>> begin
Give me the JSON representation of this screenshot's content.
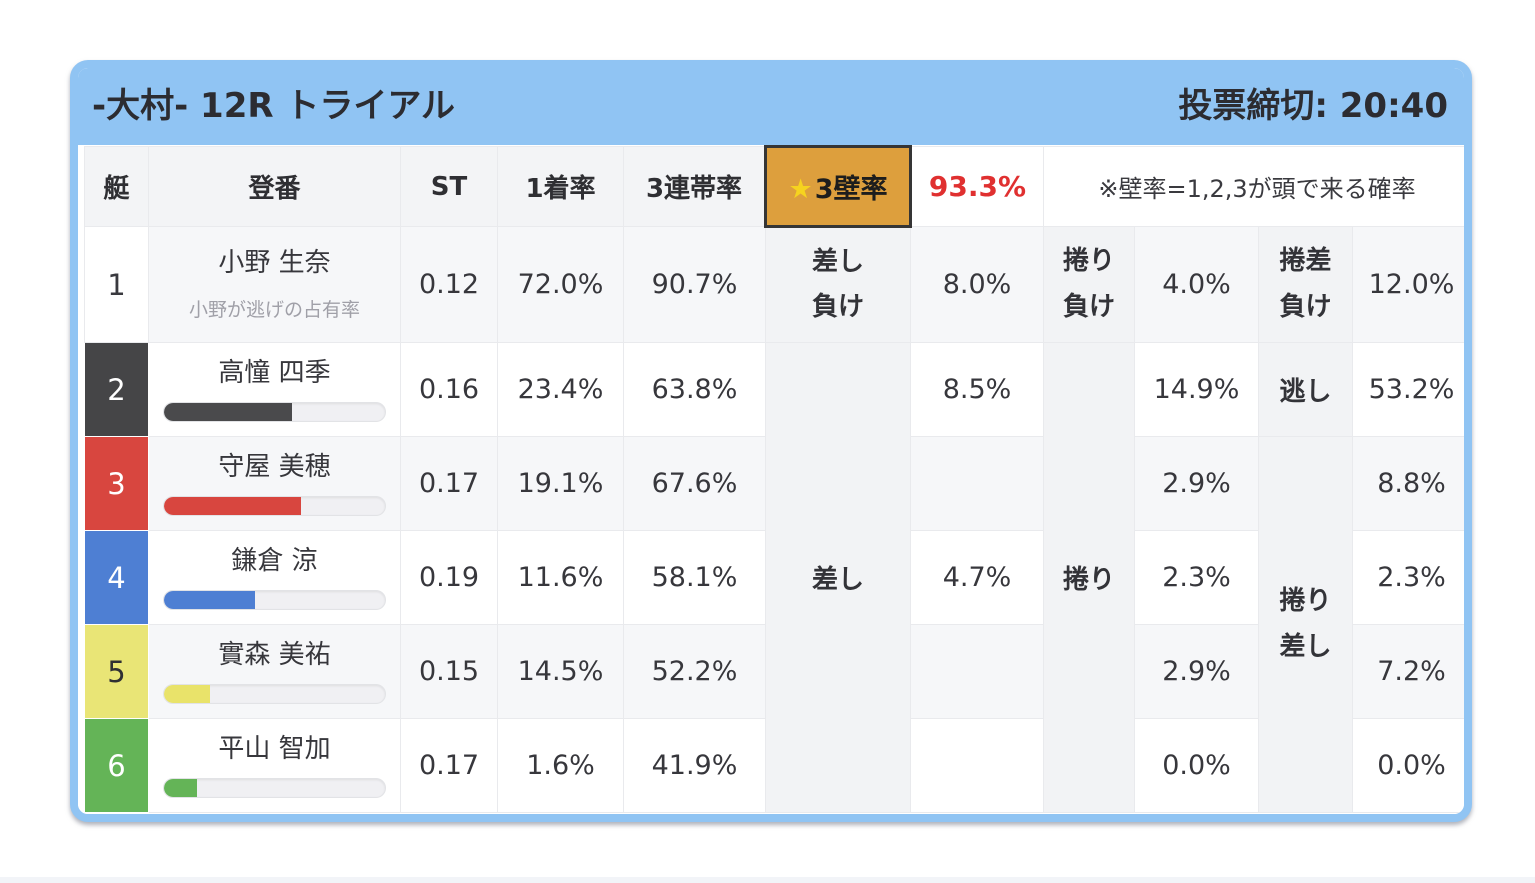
{
  "header": {
    "title": "-大村- 12R トライアル",
    "deadline": "投票締切: 20:40"
  },
  "columns": {
    "boat": "艇",
    "racer": "登番",
    "st": "ST",
    "win_rate": "1着率",
    "top3_rate": "3連帯率"
  },
  "wall": {
    "star": "★",
    "name": "3壁率",
    "value": "93.3%",
    "note": "※壁率=1,2,3が頭で来る確率"
  },
  "labels": {
    "row1": {
      "sashi_make": [
        "差し",
        "負け"
      ],
      "makuri_make": [
        "捲り",
        "負け"
      ],
      "makurizashi_make": [
        "捲差",
        "負け"
      ]
    },
    "merged": {
      "sashi": "差し",
      "makuri": "捲り",
      "nigashi": "逃し",
      "makuri_sashi": [
        "捲り",
        "差し"
      ]
    }
  },
  "rows": [
    {
      "boat": "1",
      "name": "小野 生奈",
      "subtext": "小野が逃げの占有率",
      "st": "0.12",
      "win": "72.0%",
      "top3": "90.7%",
      "v1": "8.0%",
      "v2": "4.0%",
      "v3": "12.0%"
    },
    {
      "boat": "2",
      "name": "高憧 四季",
      "bar_percent": 58,
      "st": "0.16",
      "win": "23.4%",
      "top3": "63.8%",
      "v1": "8.5%",
      "v2": "14.9%",
      "v3": "53.2%"
    },
    {
      "boat": "3",
      "name": "守屋 美穂",
      "bar_percent": 62,
      "st": "0.17",
      "win": "19.1%",
      "top3": "67.6%",
      "v1": "",
      "v2": "2.9%",
      "v3": "8.8%"
    },
    {
      "boat": "4",
      "name": "鎌倉 涼",
      "bar_percent": 41,
      "st": "0.19",
      "win": "11.6%",
      "top3": "58.1%",
      "v1": "4.7%",
      "v2": "2.3%",
      "v3": "2.3%"
    },
    {
      "boat": "5",
      "name": "實森 美祐",
      "bar_percent": 21,
      "st": "0.15",
      "win": "14.5%",
      "top3": "52.2%",
      "v1": "",
      "v2": "2.9%",
      "v3": "7.2%"
    },
    {
      "boat": "6",
      "name": "平山 智加",
      "bar_percent": 15,
      "st": "0.17",
      "win": "1.6%",
      "top3": "41.9%",
      "v1": "",
      "v2": "0.0%",
      "v3": "0.0%"
    }
  ],
  "colors": {
    "card_accent_blue": "#90c4f3",
    "wall_cell_orange": "#dd9f3d",
    "wall_value_red": "#e03030",
    "boat_1": "#ffffff",
    "boat_2": "#454547",
    "boat_3": "#d8463f",
    "boat_4": "#4e7fd3",
    "boat_5": "#e9e576",
    "boat_6": "#64b457"
  }
}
>> end
- _Job_:
Pictures excluded, quote all the data above exactly.

- _Expected answer_:
Give me the JSON representation of this screenshot's content.
{
  "header": {
    "title": "-大村- 12R トライアル",
    "deadline": "投票締切: 20:40"
  },
  "columns": {
    "boat": "艇",
    "racer": "登番",
    "st": "ST",
    "win_rate": "1着率",
    "top3_rate": "3連帯率"
  },
  "wall": {
    "star": "★",
    "name": "3壁率",
    "value": "93.3%",
    "note": "※壁率=1,2,3が頭で来る確率"
  },
  "labels": {
    "row1": {
      "sashi_make": [
        "差し",
        "負け"
      ],
      "makuri_make": [
        "捲り",
        "負け"
      ],
      "makurizashi_make": [
        "捲差",
        "負け"
      ]
    },
    "merged": {
      "sashi": "差し",
      "makuri": "捲り",
      "nigashi": "逃し",
      "makuri_sashi": [
        "捲り",
        "差し"
      ]
    }
  },
  "rows": [
    {
      "boat": "1",
      "name": "小野 生奈",
      "subtext": "小野が逃げの占有率",
      "st": "0.12",
      "win": "72.0%",
      "top3": "90.7%",
      "v1": "8.0%",
      "v2": "4.0%",
      "v3": "12.0%"
    },
    {
      "boat": "2",
      "name": "高憧 四季",
      "bar_percent": 58,
      "st": "0.16",
      "win": "23.4%",
      "top3": "63.8%",
      "v1": "8.5%",
      "v2": "14.9%",
      "v3": "53.2%"
    },
    {
      "boat": "3",
      "name": "守屋 美穂",
      "bar_percent": 62,
      "st": "0.17",
      "win": "19.1%",
      "top3": "67.6%",
      "v1": "",
      "v2": "2.9%",
      "v3": "8.8%"
    },
    {
      "boat": "4",
      "name": "鎌倉 涼",
      "bar_percent": 41,
      "st": "0.19",
      "win": "11.6%",
      "top3": "58.1%",
      "v1": "4.7%",
      "v2": "2.3%",
      "v3": "2.3%"
    },
    {
      "boat": "5",
      "name": "實森 美祐",
      "bar_percent": 21,
      "st": "0.15",
      "win": "14.5%",
      "top3": "52.2%",
      "v1": "",
      "v2": "2.9%",
      "v3": "7.2%"
    },
    {
      "boat": "6",
      "name": "平山 智加",
      "bar_percent": 15,
      "st": "0.17",
      "win": "1.6%",
      "top3": "41.9%",
      "v1": "",
      "v2": "0.0%",
      "v3": "0.0%"
    }
  ],
  "colors": {
    "card_accent_blue": "#90c4f3",
    "wall_cell_orange": "#dd9f3d",
    "wall_value_red": "#e03030",
    "boat_1": "#ffffff",
    "boat_2": "#454547",
    "boat_3": "#d8463f",
    "boat_4": "#4e7fd3",
    "boat_5": "#e9e576",
    "boat_6": "#64b457"
  }
}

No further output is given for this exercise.